-------- GIVEN DATA

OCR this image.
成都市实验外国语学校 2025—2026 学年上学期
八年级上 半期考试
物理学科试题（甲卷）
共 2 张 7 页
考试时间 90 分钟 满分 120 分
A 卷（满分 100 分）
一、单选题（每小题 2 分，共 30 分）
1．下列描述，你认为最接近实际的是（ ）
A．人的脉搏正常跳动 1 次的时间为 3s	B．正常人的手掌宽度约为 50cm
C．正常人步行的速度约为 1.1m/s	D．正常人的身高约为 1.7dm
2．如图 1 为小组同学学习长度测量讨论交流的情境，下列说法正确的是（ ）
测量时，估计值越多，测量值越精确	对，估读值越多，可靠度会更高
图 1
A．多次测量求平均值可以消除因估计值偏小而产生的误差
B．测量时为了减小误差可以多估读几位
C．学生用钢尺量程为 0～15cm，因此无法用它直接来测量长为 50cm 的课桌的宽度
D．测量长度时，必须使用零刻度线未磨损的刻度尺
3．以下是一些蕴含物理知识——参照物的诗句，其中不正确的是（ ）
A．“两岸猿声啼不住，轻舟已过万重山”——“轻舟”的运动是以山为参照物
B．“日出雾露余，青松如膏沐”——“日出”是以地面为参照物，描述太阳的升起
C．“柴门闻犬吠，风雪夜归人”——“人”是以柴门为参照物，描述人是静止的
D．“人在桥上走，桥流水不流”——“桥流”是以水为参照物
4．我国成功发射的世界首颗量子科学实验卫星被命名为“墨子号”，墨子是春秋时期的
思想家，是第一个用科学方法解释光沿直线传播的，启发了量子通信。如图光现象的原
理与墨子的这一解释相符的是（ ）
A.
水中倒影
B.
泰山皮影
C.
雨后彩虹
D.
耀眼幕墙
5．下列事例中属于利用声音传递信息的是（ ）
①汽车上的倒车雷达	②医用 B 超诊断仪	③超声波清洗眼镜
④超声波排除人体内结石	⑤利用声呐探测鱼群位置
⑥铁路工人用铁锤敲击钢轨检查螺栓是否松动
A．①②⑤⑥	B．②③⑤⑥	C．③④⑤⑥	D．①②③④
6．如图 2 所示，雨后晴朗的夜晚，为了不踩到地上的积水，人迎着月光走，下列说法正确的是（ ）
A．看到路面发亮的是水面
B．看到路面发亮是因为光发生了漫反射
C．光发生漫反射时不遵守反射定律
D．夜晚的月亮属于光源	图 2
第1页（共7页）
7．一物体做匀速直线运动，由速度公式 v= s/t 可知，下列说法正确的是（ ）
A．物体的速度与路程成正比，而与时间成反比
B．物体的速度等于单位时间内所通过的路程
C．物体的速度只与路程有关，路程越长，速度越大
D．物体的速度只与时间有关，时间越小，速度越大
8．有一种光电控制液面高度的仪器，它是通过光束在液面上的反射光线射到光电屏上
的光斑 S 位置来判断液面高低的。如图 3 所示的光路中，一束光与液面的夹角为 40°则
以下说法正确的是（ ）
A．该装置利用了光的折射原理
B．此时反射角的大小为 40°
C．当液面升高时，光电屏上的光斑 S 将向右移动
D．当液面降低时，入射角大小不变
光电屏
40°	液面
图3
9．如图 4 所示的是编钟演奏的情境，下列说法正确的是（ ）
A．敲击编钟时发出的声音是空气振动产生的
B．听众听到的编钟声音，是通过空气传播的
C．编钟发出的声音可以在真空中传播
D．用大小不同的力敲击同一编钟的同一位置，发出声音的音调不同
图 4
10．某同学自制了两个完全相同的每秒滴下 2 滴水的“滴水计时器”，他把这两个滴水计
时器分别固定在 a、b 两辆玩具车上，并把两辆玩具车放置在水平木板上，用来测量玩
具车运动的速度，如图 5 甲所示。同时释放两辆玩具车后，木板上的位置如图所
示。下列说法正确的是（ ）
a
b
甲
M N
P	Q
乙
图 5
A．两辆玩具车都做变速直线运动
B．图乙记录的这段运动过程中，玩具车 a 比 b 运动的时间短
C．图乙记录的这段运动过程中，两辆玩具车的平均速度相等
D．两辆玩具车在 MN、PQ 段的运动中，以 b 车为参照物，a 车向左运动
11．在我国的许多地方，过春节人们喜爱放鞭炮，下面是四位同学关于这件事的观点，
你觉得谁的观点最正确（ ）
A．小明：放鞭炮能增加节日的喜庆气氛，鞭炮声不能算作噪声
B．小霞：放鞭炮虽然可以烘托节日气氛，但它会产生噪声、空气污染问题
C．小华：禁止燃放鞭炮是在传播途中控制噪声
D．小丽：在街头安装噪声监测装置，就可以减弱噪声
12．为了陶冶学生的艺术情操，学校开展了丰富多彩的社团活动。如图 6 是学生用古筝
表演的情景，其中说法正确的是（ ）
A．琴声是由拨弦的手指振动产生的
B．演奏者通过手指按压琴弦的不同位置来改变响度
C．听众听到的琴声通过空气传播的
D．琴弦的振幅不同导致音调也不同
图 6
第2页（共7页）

----------------
-------- GIVEN DATA

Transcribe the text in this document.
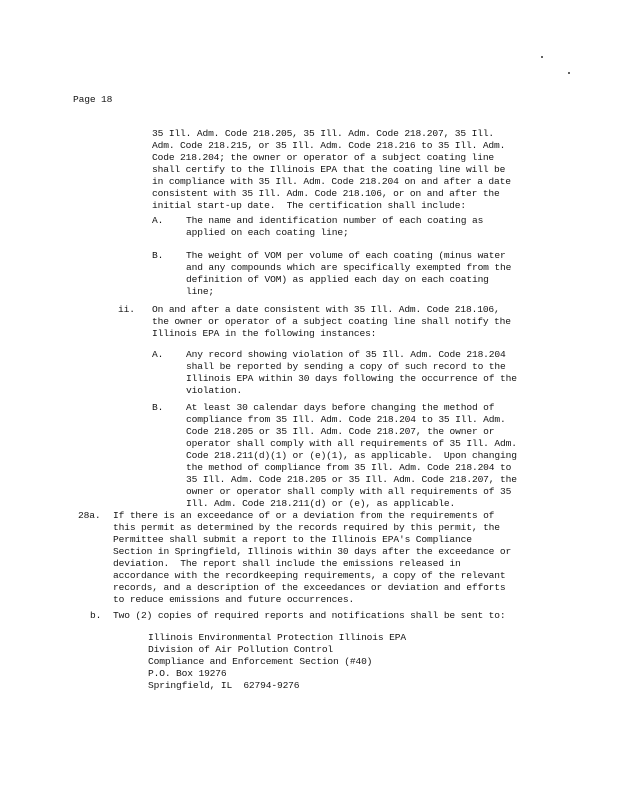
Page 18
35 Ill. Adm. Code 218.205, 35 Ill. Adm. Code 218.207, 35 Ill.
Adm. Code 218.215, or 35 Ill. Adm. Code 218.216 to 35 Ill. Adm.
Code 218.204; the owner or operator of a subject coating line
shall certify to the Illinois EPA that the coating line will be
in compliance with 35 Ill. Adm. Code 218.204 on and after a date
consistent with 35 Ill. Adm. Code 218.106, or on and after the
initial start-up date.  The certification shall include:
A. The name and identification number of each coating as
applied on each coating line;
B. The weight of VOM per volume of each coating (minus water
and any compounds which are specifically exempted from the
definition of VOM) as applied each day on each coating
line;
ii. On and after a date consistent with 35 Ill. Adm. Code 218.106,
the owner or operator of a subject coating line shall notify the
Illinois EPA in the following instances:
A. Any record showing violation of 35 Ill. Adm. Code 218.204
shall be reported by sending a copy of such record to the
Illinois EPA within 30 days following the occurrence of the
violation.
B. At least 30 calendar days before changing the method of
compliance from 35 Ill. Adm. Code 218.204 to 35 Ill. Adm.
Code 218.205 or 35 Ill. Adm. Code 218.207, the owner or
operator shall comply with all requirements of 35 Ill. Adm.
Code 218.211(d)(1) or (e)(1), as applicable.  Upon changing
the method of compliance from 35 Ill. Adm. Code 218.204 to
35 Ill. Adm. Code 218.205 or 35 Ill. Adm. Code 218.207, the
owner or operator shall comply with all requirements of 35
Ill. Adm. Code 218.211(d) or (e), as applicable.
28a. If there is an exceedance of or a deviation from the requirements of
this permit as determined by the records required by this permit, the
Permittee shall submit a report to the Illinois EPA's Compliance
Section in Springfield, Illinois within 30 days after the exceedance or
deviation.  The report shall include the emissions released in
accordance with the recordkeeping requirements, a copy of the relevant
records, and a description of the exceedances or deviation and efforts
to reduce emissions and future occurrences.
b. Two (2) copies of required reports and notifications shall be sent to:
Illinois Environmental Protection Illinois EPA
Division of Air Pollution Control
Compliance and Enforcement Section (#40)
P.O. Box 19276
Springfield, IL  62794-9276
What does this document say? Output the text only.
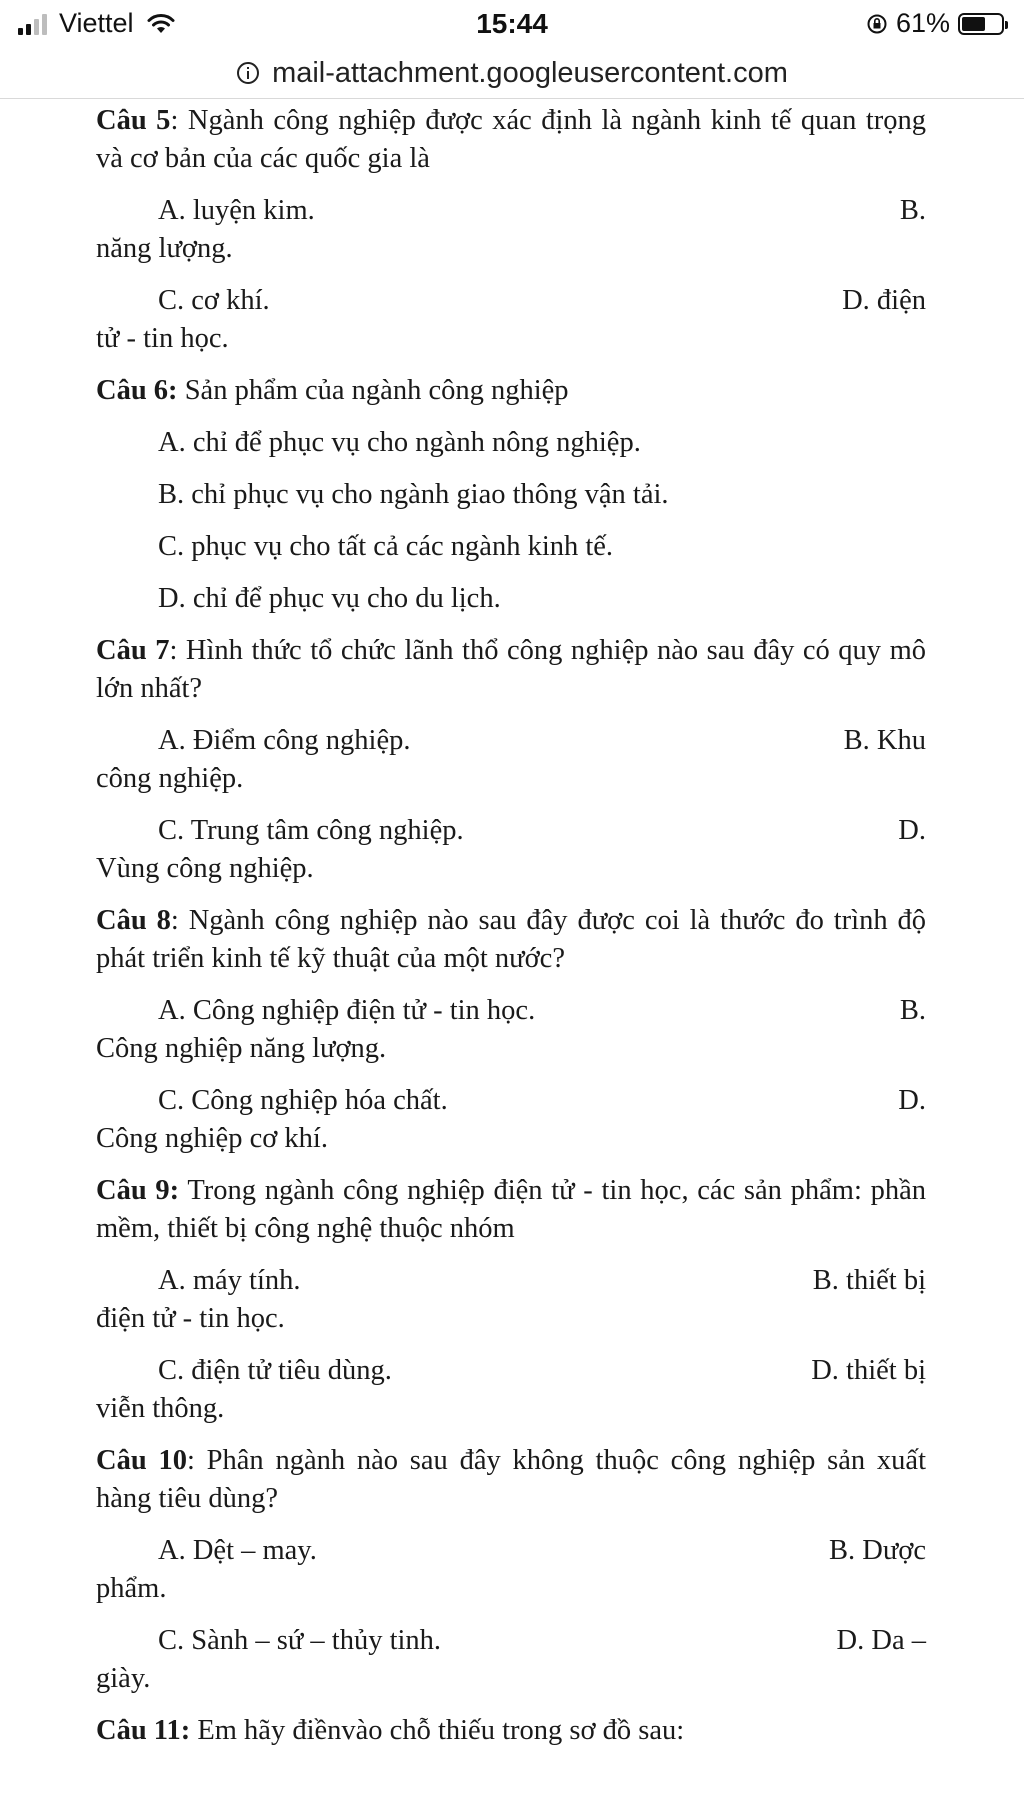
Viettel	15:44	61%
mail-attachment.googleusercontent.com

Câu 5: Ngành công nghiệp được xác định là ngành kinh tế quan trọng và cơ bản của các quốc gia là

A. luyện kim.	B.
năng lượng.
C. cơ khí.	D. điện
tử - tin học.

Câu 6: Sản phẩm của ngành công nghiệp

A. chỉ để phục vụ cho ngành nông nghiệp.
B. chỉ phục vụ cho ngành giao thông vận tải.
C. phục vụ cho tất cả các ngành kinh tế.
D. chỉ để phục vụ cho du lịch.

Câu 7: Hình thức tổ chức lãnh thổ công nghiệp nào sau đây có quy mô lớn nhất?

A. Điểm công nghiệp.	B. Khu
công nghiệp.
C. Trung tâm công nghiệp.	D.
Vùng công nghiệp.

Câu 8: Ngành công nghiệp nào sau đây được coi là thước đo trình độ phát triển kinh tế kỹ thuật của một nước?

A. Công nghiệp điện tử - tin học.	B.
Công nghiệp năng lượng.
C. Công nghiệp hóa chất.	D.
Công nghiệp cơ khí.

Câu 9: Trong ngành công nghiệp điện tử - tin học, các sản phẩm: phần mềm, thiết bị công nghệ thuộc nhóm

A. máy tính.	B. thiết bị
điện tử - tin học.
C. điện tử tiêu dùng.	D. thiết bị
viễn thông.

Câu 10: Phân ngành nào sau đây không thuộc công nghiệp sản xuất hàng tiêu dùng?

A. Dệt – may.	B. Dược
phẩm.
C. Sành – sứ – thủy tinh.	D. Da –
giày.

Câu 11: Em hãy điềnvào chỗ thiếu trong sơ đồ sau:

----------------

PROBLEM STATEMENT –
Show every line of the listing in which the string "within" can be found.

EXERCISE ANSWER –
Illinois EPA within 30 days following the occurrence of the
Section in Springfield, Illinois within 30 days after the exceedance or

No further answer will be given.